THE PROBLEM: Please update the rows from the start through the line containing "checkbox-iodelay[interactable]: IODELAY xyxy=(114,773,211,799)", replacing "screenshot" with "screen capture" and leaving everything else unchanged.

[Stored dataset items]
────────

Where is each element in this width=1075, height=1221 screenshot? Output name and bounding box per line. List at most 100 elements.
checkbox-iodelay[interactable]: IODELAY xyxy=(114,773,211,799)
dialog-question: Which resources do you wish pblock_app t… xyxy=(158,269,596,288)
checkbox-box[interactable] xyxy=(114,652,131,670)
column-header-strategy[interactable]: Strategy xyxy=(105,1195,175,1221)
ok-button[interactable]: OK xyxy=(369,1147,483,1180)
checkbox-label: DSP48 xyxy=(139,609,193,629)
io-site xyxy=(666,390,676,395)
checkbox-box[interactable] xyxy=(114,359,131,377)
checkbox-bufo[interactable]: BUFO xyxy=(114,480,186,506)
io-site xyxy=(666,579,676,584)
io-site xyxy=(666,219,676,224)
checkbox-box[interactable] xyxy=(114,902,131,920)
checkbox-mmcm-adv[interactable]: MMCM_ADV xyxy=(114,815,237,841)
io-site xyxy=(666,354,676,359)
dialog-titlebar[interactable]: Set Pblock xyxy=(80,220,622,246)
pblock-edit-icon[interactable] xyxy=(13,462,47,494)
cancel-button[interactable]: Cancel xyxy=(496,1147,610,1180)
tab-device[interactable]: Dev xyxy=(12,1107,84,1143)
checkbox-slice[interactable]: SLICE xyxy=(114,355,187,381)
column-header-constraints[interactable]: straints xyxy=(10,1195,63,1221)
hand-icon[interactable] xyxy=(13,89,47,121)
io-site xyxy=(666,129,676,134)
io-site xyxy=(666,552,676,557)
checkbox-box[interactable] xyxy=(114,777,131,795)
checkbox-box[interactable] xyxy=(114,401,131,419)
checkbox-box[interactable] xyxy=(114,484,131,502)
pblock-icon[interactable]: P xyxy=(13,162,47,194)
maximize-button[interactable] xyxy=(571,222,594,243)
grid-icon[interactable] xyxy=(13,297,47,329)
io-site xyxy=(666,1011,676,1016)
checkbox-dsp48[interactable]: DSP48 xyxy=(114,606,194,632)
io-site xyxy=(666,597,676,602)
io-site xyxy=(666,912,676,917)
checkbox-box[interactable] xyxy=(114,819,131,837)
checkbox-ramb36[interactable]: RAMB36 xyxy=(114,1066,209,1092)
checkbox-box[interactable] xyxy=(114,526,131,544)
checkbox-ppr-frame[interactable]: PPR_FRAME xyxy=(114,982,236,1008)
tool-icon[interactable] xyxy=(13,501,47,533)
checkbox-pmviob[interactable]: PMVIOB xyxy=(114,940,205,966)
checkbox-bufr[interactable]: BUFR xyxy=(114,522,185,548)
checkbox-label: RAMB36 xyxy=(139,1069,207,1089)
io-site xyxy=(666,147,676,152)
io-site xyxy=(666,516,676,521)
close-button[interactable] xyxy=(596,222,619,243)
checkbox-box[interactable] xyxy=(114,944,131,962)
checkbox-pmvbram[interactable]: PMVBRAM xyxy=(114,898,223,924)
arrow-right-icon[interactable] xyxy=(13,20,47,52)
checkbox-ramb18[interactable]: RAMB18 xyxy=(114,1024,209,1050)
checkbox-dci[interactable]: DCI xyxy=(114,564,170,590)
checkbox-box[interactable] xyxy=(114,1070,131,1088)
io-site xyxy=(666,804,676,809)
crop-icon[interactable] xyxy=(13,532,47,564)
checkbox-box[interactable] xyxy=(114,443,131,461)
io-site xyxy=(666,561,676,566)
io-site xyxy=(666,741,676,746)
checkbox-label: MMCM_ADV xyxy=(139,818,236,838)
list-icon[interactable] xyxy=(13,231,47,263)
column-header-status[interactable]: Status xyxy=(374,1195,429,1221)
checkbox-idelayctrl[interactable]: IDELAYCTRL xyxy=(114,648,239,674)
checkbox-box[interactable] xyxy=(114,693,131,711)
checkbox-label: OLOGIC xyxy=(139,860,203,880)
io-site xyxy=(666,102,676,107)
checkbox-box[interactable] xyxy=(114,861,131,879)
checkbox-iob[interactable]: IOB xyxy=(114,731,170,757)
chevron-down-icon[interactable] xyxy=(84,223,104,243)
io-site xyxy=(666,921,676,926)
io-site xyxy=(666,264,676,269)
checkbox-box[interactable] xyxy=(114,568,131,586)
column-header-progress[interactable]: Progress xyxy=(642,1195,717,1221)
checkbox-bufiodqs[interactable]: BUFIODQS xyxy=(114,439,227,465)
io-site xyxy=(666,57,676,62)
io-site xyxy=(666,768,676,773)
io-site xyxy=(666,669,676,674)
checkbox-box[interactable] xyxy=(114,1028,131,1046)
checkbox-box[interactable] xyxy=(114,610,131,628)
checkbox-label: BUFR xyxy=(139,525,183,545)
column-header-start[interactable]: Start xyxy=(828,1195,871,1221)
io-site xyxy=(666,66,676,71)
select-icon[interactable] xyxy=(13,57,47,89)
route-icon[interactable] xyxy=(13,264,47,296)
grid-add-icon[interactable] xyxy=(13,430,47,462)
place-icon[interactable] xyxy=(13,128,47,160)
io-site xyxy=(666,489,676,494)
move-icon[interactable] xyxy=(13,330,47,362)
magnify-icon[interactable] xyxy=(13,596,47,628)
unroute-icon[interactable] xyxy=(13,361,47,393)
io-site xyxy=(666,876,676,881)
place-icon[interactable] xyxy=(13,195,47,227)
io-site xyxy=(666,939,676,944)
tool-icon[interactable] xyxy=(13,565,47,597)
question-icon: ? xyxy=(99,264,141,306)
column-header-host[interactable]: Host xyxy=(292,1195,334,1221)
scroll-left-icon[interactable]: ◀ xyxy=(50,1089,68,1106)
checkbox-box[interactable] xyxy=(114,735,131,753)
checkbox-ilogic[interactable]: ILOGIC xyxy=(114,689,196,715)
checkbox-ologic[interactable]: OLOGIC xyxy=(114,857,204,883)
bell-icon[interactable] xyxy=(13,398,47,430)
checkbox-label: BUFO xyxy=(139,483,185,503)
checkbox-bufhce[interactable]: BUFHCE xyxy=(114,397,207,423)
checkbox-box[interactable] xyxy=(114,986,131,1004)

────────

SOLVED PROBLEM:
Where is each element in this width=1075, height=1221 screen capture? Output name and bounding box per line. List at most 100 elements.
checkbox-iodelay[interactable]: IODELAY xyxy=(114,773,211,799)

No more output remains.